== SET EXERCISE ==
Rewrite the passage on freelancing between "This makes me" and "tangible to them.", inclusive, changing "Beijing" to "Shanghai".

start SOURCE PASSAGE

As a freelancer I have a lot of time to think.

And with that time I often think about things I could do with that time. For example: travel, both near and far, to visit friends, or just to go somewhere.

I would also like to save as I can foresee myself needing money sometime in the future, for some new adventure.

More money gives you more options. As freelance I already generate a stable income where I am not tied down to location. I can do the work I do any place — all I need is a laptop. In fact I can even do the work on my smartphone.

This makes me feel like I can go. Go where? Doesn’t matter so much.

I’ve been hustling a little bit for new work, to make more money. But something crucial about freelance and the work opportunities in Beijing is that a lot of it comes down to contacts and networks, suggestions, offers, and recommendations. Those lines of contact generate chance offers.

I’ve been waiting for a few of them to finally produce results. But it’s not certain. While other opportunities have occurred without any input from me. That’s the beauty of recommendations and professional networks — a cloud that floats around you, basically invisible, supported by people you barely know but who also have clouds barely tangible to them.

end SOURCE PASSAGE
start LISTED RECORDS

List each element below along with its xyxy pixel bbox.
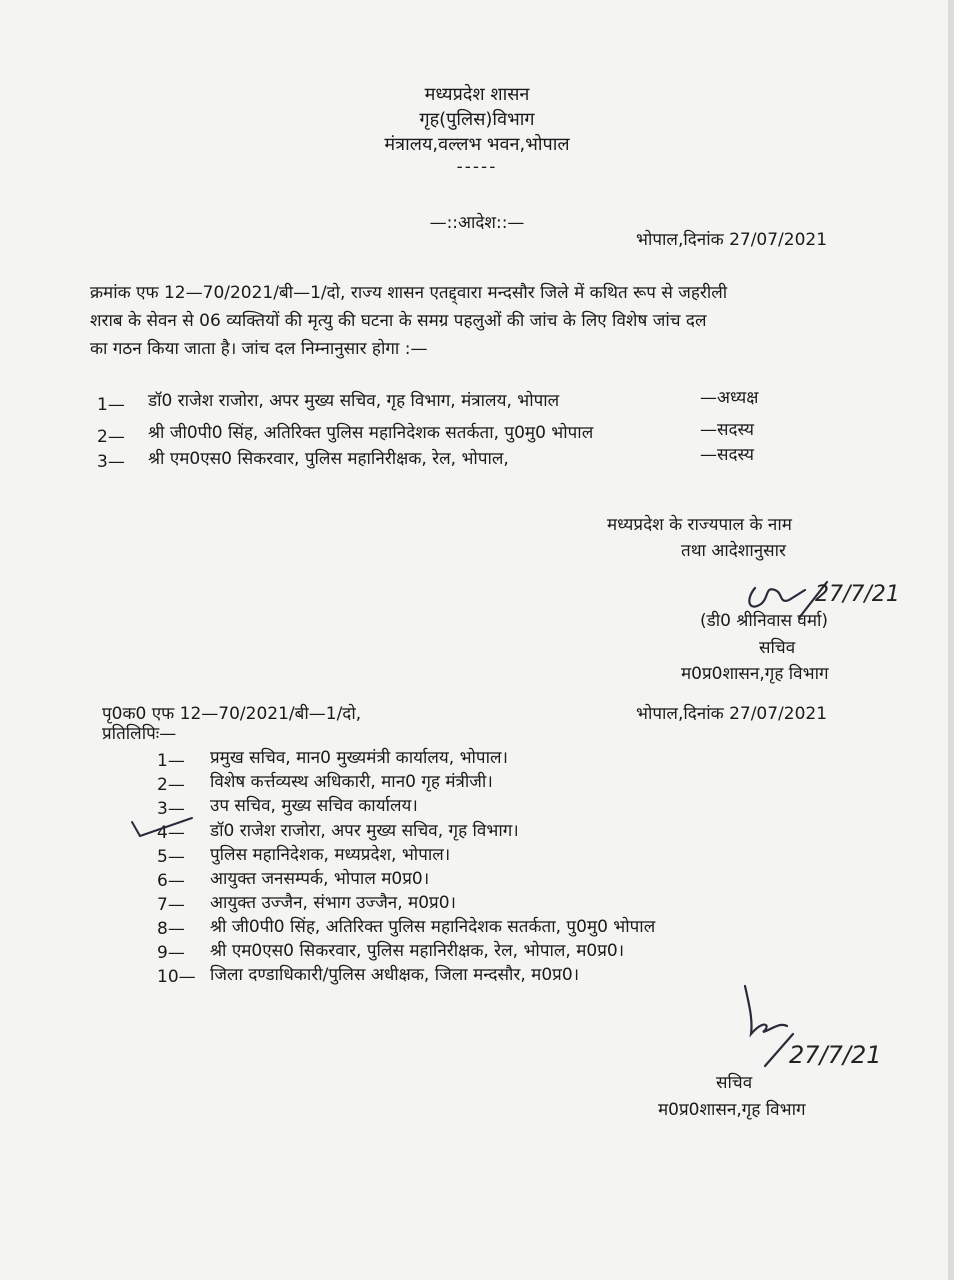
- tick-mark-icon: [130, 814, 194, 840]
- copy-1-number: 1—: [157, 751, 185, 771]
- copy-6-number: 6—: [157, 871, 185, 891]
- copy-5-number: 5—: [157, 847, 185, 867]
- signature-2-date: 27/7/21: [789, 1041, 882, 1069]
- copy-8-number: 8—: [157, 919, 185, 939]
- footer-department: म0प्र0शासन,गृह विभाग: [658, 1100, 806, 1120]
- copy-6-text: आयुक्त जनसम्पर्क, भोपाल म0प्र0।: [210, 869, 430, 889]
- copy-4-text: डॉ0 राजेश राजोरा, अपर मुख्य सचिव, गृह विभाग।: [210, 821, 519, 841]
- copy-4-number: 4—: [157, 823, 185, 843]
- copy-10-number: 10—: [157, 967, 196, 987]
- member-1-number: 1—: [97, 395, 125, 415]
- member-2-number: 2—: [97, 427, 125, 447]
- copy-5-text: पुलिस महानिदेशक, मध्यप्रदेश, भोपाल।: [210, 845, 451, 865]
- signatory-name: (डी0 श्रीनिवास वर्मा): [700, 611, 829, 631]
- body-line-2: शराब के सेवन से 06 व्यक्तियों की मृत्यु की घटना के समग्र पहलुओं की जांच के लिए विशेष जांच दल: [90, 311, 707, 331]
- copy-9-text: श्री एम0एस0 सिकरवार, पुलिस महानिरीक्षक, रेल, भोपाल, म0प्र0।: [210, 941, 625, 961]
- member-3-role: —सदस्य: [700, 445, 754, 465]
- header-rule: -----: [456, 157, 498, 177]
- copy-to-label: प्रतिलिपिः—: [102, 724, 177, 744]
- signature-2: [735, 982, 795, 1072]
- header-government: मध्यप्रदेश शासन: [424, 84, 530, 105]
- order-title: —::आदेश::—: [429, 213, 525, 233]
- copy-2-number: 2—: [157, 775, 185, 795]
- copy-8-text: श्री जी0पी0 सिंह, अतिरिक्त पुलिस महानिदेशक सतर्कता, पु0मु0 भोपाल: [210, 917, 656, 937]
- signature-1-date: 27/7/21: [815, 582, 900, 607]
- member-1-role: —अध्यक्ष: [700, 388, 759, 408]
- authority-line-1: मध्यप्रदेश के राज्यपाल के नाम: [607, 515, 792, 535]
- copy-3-text: उप सचिव, मुख्य सचिव कार्यालय।: [210, 796, 418, 816]
- member-1-name: डॉ0 राजेश राजोरा, अपर मुख्य सचिव, गृह विभाग, मंत्रालय, भोपाल: [148, 391, 560, 411]
- signatory-department: म0प्र0शासन,गृह विभाग: [681, 664, 829, 684]
- member-2-name: श्री जी0पी0 सिंह, अतिरिक्त पुलिस महानिदेशक सतर्कता, पु0मु0 भोपाल: [148, 423, 594, 443]
- copy-1-text: प्रमुख सचिव, मान0 मुख्यमंत्री कार्यालय, भोपाल।: [210, 748, 508, 768]
- order-date: भोपाल,दिनांक 27/07/2021: [636, 230, 828, 250]
- copy-7-text: आयुक्त उज्जैन, संभाग उज्जैन, म0प्र0।: [210, 893, 456, 913]
- header-address: मंत्रालय,वल्लभ भवन,भोपाल: [384, 134, 570, 155]
- header-department: गृह(पुलिस)विभाग: [419, 109, 535, 130]
- endorsement-date: भोपाल,दिनांक 27/07/2021: [636, 704, 828, 724]
- endorsement-ref: पृ0क0 एफ 12—70/2021/बी—1/दो,: [102, 704, 362, 724]
- footer-designation: सचिव: [716, 1073, 753, 1093]
- body-line-1: क्रमांक एफ 12—70/2021/बी—1/दो, राज्य शासन एतद्द्वारा मन्दसौर जिले में कथित रूप से जहरीली: [90, 283, 728, 303]
- copy-10-text: जिला दण्डाधिकारी/पुलिस अधीक्षक, जिला मन्दसौर, म0प्र0।: [210, 965, 580, 985]
- signatory-designation: सचिव: [759, 638, 796, 658]
- body-line-3: का गठन किया जाता है। जांच दल निम्नानुसार होगा :—: [90, 339, 428, 359]
- member-3-name: श्री एम0एस0 सिकरवार, पुलिस महानिरीक्षक, रेल, भोपाल,: [148, 449, 509, 469]
- copy-7-number: 7—: [157, 895, 185, 915]
- member-2-role: —सदस्य: [700, 420, 754, 440]
- copy-2-text: विशेष कर्त्तव्यस्थ अधिकारी, मान0 गृह मंत्रीजी।: [210, 772, 493, 792]
- authority-line-2: तथा आदेशानुसार: [681, 541, 787, 561]
- copy-3-number: 3—: [157, 799, 185, 819]
- page-edge-shadow: [948, 0, 954, 1280]
- member-3-number: 3—: [97, 452, 125, 472]
- copy-9-number: 9—: [157, 943, 185, 963]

end LISTED RECORDS

== PROBLEM SOLUTION ==
This makes me feel like I can go. Go where? Doesn’t matter so much.

I’ve been hustling a little bit for new work, to make more money. But something crucial about freelance and the work opportunities in Shanghai is that a lot of it comes down to contacts and networks, suggestions, offers, and recommendations. Those lines of contact generate chance offers.

I’ve been waiting for a few of them to finally produce results. But it’s not certain. While other opportunities have occurred without any input from me. That’s the beauty of recommendations and professional networks — a cloud that floats around you, basically invisible, supported by people you barely know but who also have clouds barely tangible to them.